The task - Set the listing down again exactly, please, apart from its pictures.

Source records -

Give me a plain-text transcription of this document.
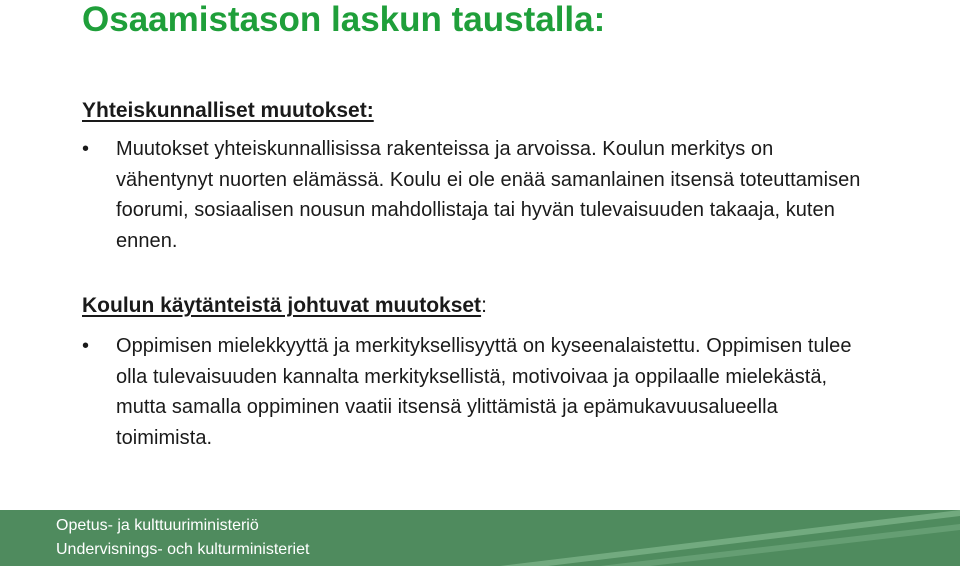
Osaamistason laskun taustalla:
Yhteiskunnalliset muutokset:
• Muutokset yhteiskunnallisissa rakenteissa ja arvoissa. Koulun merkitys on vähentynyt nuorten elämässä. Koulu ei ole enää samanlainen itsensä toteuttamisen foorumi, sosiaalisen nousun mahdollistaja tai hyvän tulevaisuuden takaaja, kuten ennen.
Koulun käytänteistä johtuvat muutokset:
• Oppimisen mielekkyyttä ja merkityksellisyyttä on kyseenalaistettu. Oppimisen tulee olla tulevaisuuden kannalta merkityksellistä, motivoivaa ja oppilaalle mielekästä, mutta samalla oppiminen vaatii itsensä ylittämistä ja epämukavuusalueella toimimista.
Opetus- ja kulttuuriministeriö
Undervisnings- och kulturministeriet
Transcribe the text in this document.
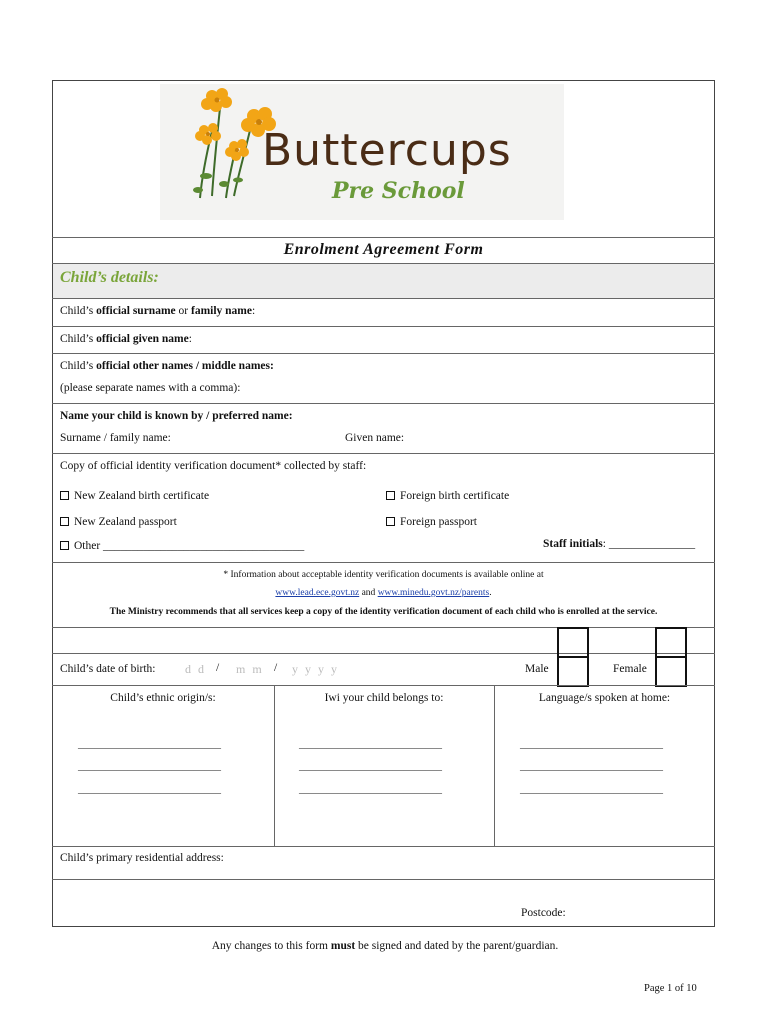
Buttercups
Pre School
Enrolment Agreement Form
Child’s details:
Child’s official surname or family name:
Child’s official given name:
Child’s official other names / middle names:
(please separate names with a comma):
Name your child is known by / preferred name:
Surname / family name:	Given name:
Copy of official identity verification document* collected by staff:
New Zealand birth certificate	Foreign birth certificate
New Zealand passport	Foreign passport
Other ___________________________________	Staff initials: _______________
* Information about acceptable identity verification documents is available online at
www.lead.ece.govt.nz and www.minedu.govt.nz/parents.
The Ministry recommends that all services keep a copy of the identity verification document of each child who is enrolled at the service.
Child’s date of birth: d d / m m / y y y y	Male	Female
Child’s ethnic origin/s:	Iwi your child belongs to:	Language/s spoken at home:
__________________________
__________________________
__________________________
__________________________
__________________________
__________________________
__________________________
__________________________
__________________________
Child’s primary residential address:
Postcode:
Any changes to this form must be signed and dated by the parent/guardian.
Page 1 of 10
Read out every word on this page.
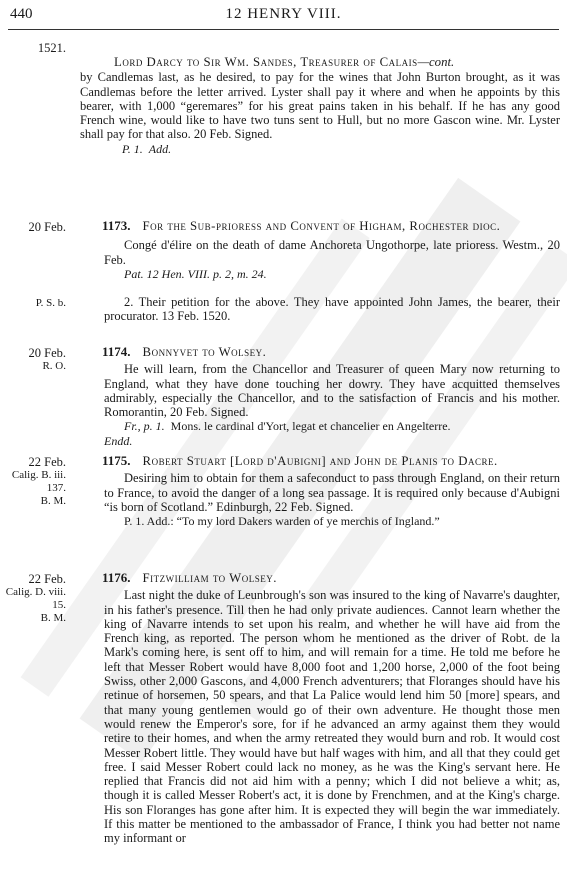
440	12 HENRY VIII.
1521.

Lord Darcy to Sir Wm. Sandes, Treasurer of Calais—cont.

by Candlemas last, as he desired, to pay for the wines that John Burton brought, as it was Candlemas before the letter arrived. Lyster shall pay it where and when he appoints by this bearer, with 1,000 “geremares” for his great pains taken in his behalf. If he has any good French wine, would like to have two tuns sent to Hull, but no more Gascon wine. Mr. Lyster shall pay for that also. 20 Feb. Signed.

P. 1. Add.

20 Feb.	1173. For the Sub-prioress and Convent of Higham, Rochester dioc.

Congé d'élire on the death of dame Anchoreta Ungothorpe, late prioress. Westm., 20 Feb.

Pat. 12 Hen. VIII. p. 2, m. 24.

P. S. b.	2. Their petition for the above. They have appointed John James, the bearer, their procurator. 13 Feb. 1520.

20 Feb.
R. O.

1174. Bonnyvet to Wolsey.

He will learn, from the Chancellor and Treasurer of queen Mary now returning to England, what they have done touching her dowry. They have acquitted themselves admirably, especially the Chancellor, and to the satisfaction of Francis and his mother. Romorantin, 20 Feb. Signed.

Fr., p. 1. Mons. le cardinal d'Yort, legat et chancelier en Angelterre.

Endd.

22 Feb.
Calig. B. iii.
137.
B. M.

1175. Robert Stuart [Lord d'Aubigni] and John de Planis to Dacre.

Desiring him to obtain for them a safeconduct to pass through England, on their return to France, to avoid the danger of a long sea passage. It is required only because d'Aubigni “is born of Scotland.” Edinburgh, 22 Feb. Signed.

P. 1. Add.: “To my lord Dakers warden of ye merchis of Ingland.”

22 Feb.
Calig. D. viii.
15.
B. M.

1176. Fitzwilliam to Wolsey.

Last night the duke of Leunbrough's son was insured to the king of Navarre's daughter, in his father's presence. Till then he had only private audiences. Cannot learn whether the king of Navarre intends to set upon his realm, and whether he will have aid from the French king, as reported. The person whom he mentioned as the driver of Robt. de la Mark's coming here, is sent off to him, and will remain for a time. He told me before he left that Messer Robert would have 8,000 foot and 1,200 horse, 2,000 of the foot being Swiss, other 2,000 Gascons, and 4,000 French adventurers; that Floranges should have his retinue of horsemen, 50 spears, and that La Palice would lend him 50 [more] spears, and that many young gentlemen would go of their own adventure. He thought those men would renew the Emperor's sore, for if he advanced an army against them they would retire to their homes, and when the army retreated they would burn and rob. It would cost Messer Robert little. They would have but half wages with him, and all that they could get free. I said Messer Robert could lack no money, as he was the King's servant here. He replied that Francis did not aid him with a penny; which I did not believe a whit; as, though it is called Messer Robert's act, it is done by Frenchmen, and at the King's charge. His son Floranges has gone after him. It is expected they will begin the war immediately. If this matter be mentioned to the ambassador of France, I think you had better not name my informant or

The solution -
Give me a plain-text transcription of this document.
Osaamistason laskun taustalla:
Yhteiskunnalliset muutokset:
• Muutokset yhteiskunnallisissa rakenteissa ja arvoissa. Koulun merkitys on vähentynyt nuorten elämässä. Koulu ei ole enää samanlainen itsensä toteuttamisen foorumi, sosiaalisen nousun mahdollistaja tai hyvän tulevaisuuden takaaja, kuten ennen.
Koulun käytänteistä johtuvat muutokset:
• Oppimisen mielekkyyttä ja merkityksellisyyttä on kyseenalaistettu. Oppimisen tulee olla tulevaisuuden kannalta merkityksellistä, motivoivaa ja oppilaalle mielekästä, mutta samalla oppiminen vaatii itsensä ylittämistä ja epämukavuusalueella toimimista.
Opetus- ja kulttuuriministeriö
Undervisnings- och kulturministeriet
Transcribe the text in this document.
Buttercups
Pre School
Enrolment Agreement Form
Child’s details:
Child’s official surname or family name:
Child’s official given name:
Child’s official other names / middle names:
(please separate names with a comma):
Name your child is known by / preferred name:
Surname / family name:	Given name:
Copy of official identity verification document* collected by staff:
New Zealand birth certificate	Foreign birth certificate
New Zealand passport	Foreign passport
Other ___________________________________	Staff initials: _______________
* Information about acceptable identity verification documents is available online at
www.lead.ece.govt.nz and www.minedu.govt.nz/parents.
The Ministry recommends that all services keep a copy of the identity verification document of each child who is enrolled at the service.
Child’s date of birth: d d / m m / y y y y	Male	Female
Child’s ethnic origin/s:	Iwi your child belongs to:	Language/s spoken at home:
__________________________
__________________________
__________________________
__________________________
__________________________
__________________________
__________________________
__________________________
__________________________
Child’s primary residential address:
Postcode:
Any changes to this form must be signed and dated by the parent/guardian.
Page 1 of 10
Read out every word on this page.
440	12 HENRY VIII.
1521.

Lord Darcy to Sir Wm. Sandes, Treasurer of Calais—cont.

by Candlemas last, as he desired, to pay for the wines that John Burton brought, as it was Candlemas before the letter arrived. Lyster shall pay it where and when he appoints by this bearer, with 1,000 “geremares” for his great pains taken in his behalf. If he has any good French wine, would like to have two tuns sent to Hull, but no more Gascon wine. Mr. Lyster shall pay for that also. 20 Feb. Signed.

P. 1. Add.

20 Feb.	1173. For the Sub-prioress and Convent of Higham, Rochester dioc.

Congé d'élire on the death of dame Anchoreta Ungothorpe, late prioress. Westm., 20 Feb.

Pat. 12 Hen. VIII. p. 2, m. 24.

P. S. b.	2. Their petition for the above. They have appointed John James, the bearer, their procurator. 13 Feb. 1520.

20 Feb.
R. O.

1174. Bonnyvet to Wolsey.

He will learn, from the Chancellor and Treasurer of queen Mary now returning to England, what they have done touching her dowry. They have acquitted themselves admirably, especially the Chancellor, and to the satisfaction of Francis and his mother. Romorantin, 20 Feb. Signed.

Fr., p. 1. Mons. le cardinal d'Yort, legat et chancelier en Angelterre.

Endd.

22 Feb.
Calig. B. iii.
137.
B. M.

1175. Robert Stuart [Lord d'Aubigni] and John de Planis to Dacre.

Desiring him to obtain for them a safeconduct to pass through England, on their return to France, to avoid the danger of a long sea passage. It is required only because d'Aubigni “is born of Scotland.” Edinburgh, 22 Feb. Signed.

P. 1. Add.: “To my lord Dakers warden of ye merchis of Ingland.”

22 Feb.
Calig. D. viii.
15.
B. M.

1176. Fitzwilliam to Wolsey.

Last night the duke of Leunbrough's son was insured to the king of Navarre's daughter, in his father's presence. Till then he had only private audiences. Cannot learn whether the king of Navarre intends to set upon his realm, and whether he will have aid from the French king, as reported. The person whom he mentioned as the driver of Robt. de la Mark's coming here, is sent off to him, and will remain for a time. He told me before he left that Messer Robert would have 8,000 foot and 1,200 horse, 2,000 of the foot being Swiss, other 2,000 Gascons, and 4,000 French adventurers; that Floranges should have his retinue of horsemen, 50 spears, and that La Palice would lend him 50 [more] spears, and that many young gentlemen would go of their own adventure. He thought those men would renew the Emperor's sore, for if he advanced an army against them they would retire to their homes, and when the army retreated they would burn and rob. It would cost Messer Robert little. They would have but half wages with him, and all that they could get free. I said Messer Robert could lack no money, as he was the King's servant here. He replied that Francis did not aid him with a penny; which I did not believe a whit; as, though it is called Messer Robert's act, it is done by Frenchmen, and at the King's charge. His son Floranges has gone after him. It is expected they will begin the war immediately. If this matter be mentioned to the ambassador of France, I think you had better not name my informant or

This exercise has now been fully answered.